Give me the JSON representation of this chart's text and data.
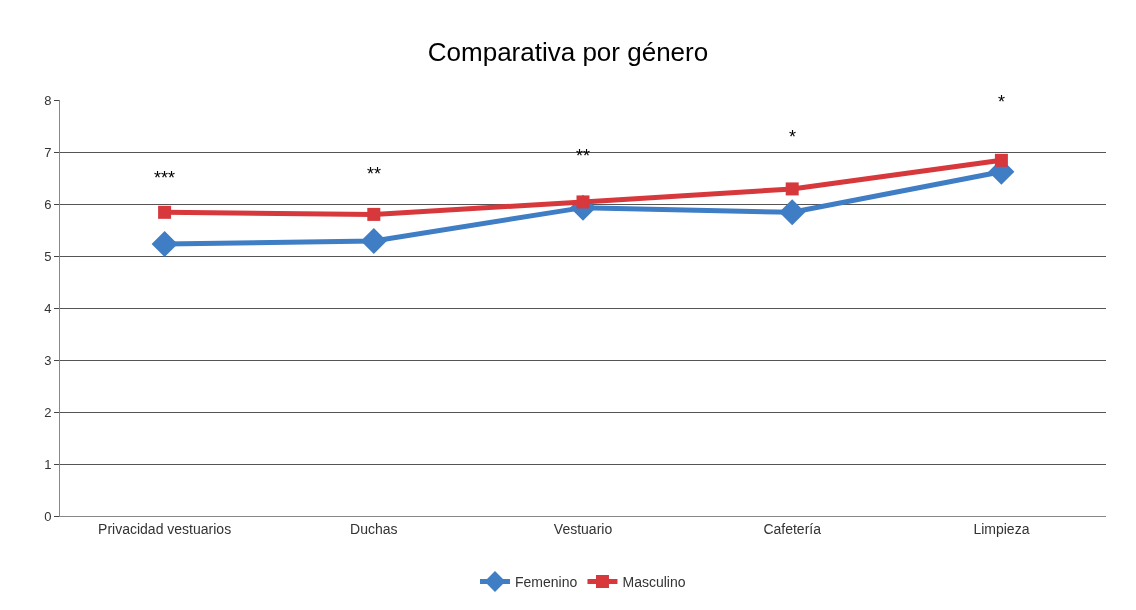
{
  "chart_data": {
    "type": "line",
    "title": "Comparativa por género",
    "categories": [
      "Privacidad vestuarios",
      "Duchas",
      "Vestuario",
      "Cafetería",
      "Limpieza"
    ],
    "series": [
      {
        "name": "Femenino",
        "color": "#3f7dc4",
        "marker": "diamond",
        "values": [
          5.23,
          5.29,
          5.93,
          5.84,
          6.62
        ]
      },
      {
        "name": "Masculino",
        "color": "#d6383c",
        "marker": "square",
        "values": [
          5.84,
          5.8,
          6.04,
          6.29,
          6.84
        ]
      }
    ],
    "annotations": [
      "***",
      "**",
      "**",
      "*",
      "*"
    ],
    "ylim": [
      0,
      8
    ],
    "yticks": [
      0,
      1,
      2,
      3,
      4,
      5,
      6,
      7,
      8
    ],
    "grid": "y",
    "legend": "bottom"
  }
}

* _What is required_:
Restate the records above in full, word for word. Keep pictures out.

* _Result for this task_:
Give me the JSON representation of this chart's text and data.
{
  "chart_data": {
    "type": "line",
    "title": "Comparativa por género",
    "categories": [
      "Privacidad vestuarios",
      "Duchas",
      "Vestuario",
      "Cafetería",
      "Limpieza"
    ],
    "series": [
      {
        "name": "Femenino",
        "color": "#3f7dc4",
        "marker": "diamond",
        "values": [
          5.23,
          5.29,
          5.93,
          5.84,
          6.62
        ]
      },
      {
        "name": "Masculino",
        "color": "#d6383c",
        "marker": "square",
        "values": [
          5.84,
          5.8,
          6.04,
          6.29,
          6.84
        ]
      }
    ],
    "annotations": [
      "***",
      "**",
      "**",
      "*",
      "*"
    ],
    "ylim": [
      0,
      8
    ],
    "yticks": [
      0,
      1,
      2,
      3,
      4,
      5,
      6,
      7,
      8
    ],
    "grid": "y",
    "legend": "bottom"
  }
}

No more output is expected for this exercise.